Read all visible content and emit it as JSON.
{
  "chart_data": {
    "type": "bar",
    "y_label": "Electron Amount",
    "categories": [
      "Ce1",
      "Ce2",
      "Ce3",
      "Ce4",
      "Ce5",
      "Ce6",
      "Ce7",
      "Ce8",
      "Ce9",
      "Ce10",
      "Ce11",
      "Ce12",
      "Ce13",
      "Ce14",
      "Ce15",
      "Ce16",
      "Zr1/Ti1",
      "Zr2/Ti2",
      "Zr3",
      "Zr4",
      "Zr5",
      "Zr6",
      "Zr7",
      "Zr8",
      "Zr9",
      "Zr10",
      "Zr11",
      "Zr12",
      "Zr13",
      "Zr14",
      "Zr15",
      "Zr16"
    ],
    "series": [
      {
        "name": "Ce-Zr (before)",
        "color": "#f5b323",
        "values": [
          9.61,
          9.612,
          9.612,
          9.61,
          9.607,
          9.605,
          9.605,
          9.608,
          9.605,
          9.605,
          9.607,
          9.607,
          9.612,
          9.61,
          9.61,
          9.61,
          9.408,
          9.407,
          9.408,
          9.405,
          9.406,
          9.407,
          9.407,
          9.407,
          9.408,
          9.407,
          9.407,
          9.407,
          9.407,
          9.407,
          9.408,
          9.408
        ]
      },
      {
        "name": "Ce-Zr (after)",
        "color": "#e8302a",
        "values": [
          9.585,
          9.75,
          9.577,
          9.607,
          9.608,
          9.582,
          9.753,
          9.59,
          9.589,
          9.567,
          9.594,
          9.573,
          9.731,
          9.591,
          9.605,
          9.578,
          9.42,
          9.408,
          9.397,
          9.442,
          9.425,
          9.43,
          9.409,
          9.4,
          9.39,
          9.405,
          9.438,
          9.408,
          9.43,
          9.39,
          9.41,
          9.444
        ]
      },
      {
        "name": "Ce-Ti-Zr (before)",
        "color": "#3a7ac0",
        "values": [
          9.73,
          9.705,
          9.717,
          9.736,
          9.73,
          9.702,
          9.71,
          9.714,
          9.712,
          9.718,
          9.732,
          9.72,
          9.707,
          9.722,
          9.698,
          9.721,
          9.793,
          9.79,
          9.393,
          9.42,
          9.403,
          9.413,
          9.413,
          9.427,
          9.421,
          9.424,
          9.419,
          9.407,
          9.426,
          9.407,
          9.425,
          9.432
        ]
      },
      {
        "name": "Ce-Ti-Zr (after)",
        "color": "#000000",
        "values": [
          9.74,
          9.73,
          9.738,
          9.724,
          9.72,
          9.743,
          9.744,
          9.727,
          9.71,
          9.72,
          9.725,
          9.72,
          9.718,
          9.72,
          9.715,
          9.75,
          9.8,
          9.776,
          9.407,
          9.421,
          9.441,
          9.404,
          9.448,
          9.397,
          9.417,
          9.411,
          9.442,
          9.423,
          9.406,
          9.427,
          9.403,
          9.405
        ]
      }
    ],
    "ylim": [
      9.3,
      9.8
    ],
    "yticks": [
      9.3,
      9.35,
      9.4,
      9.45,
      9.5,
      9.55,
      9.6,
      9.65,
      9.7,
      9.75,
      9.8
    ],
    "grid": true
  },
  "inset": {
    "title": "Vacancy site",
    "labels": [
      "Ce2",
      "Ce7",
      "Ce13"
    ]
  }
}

*DIRECTION:* Output the listing above exactly as it appears.

*ANSWER IN FULL:*
Read all visible content and emit it as JSON.
{
  "chart_data": {
    "type": "bar",
    "y_label": "Electron Amount",
    "categories": [
      "Ce1",
      "Ce2",
      "Ce3",
      "Ce4",
      "Ce5",
      "Ce6",
      "Ce7",
      "Ce8",
      "Ce9",
      "Ce10",
      "Ce11",
      "Ce12",
      "Ce13",
      "Ce14",
      "Ce15",
      "Ce16",
      "Zr1/Ti1",
      "Zr2/Ti2",
      "Zr3",
      "Zr4",
      "Zr5",
      "Zr6",
      "Zr7",
      "Zr8",
      "Zr9",
      "Zr10",
      "Zr11",
      "Zr12",
      "Zr13",
      "Zr14",
      "Zr15",
      "Zr16"
    ],
    "series": [
      {
        "name": "Ce-Zr (before)",
        "color": "#f5b323",
        "values": [
          9.61,
          9.612,
          9.612,
          9.61,
          9.607,
          9.605,
          9.605,
          9.608,
          9.605,
          9.605,
          9.607,
          9.607,
          9.612,
          9.61,
          9.61,
          9.61,
          9.408,
          9.407,
          9.408,
          9.405,
          9.406,
          9.407,
          9.407,
          9.407,
          9.408,
          9.407,
          9.407,
          9.407,
          9.407,
          9.407,
          9.408,
          9.408
        ]
      },
      {
        "name": "Ce-Zr (after)",
        "color": "#e8302a",
        "values": [
          9.585,
          9.75,
          9.577,
          9.607,
          9.608,
          9.582,
          9.753,
          9.59,
          9.589,
          9.567,
          9.594,
          9.573,
          9.731,
          9.591,
          9.605,
          9.578,
          9.42,
          9.408,
          9.397,
          9.442,
          9.425,
          9.43,
          9.409,
          9.4,
          9.39,
          9.405,
          9.438,
          9.408,
          9.43,
          9.39,
          9.41,
          9.444
        ]
      },
      {
        "name": "Ce-Ti-Zr (before)",
        "color": "#3a7ac0",
        "values": [
          9.73,
          9.705,
          9.717,
          9.736,
          9.73,
          9.702,
          9.71,
          9.714,
          9.712,
          9.718,
          9.732,
          9.72,
          9.707,
          9.722,
          9.698,
          9.721,
          9.793,
          9.79,
          9.393,
          9.42,
          9.403,
          9.413,
          9.413,
          9.427,
          9.421,
          9.424,
          9.419,
          9.407,
          9.426,
          9.407,
          9.425,
          9.432
        ]
      },
      {
        "name": "Ce-Ti-Zr (after)",
        "color": "#000000",
        "values": [
          9.74,
          9.73,
          9.738,
          9.724,
          9.72,
          9.743,
          9.744,
          9.727,
          9.71,
          9.72,
          9.725,
          9.72,
          9.718,
          9.72,
          9.715,
          9.75,
          9.8,
          9.776,
          9.407,
          9.421,
          9.441,
          9.404,
          9.448,
          9.397,
          9.417,
          9.411,
          9.442,
          9.423,
          9.406,
          9.427,
          9.403,
          9.405
        ]
      }
    ],
    "ylim": [
      9.3,
      9.8
    ],
    "yticks": [
      9.3,
      9.35,
      9.4,
      9.45,
      9.5,
      9.55,
      9.6,
      9.65,
      9.7,
      9.75,
      9.8
    ],
    "grid": true
  },
  "inset": {
    "title": "Vacancy site",
    "labels": [
      "Ce2",
      "Ce7",
      "Ce13"
    ]
  }
}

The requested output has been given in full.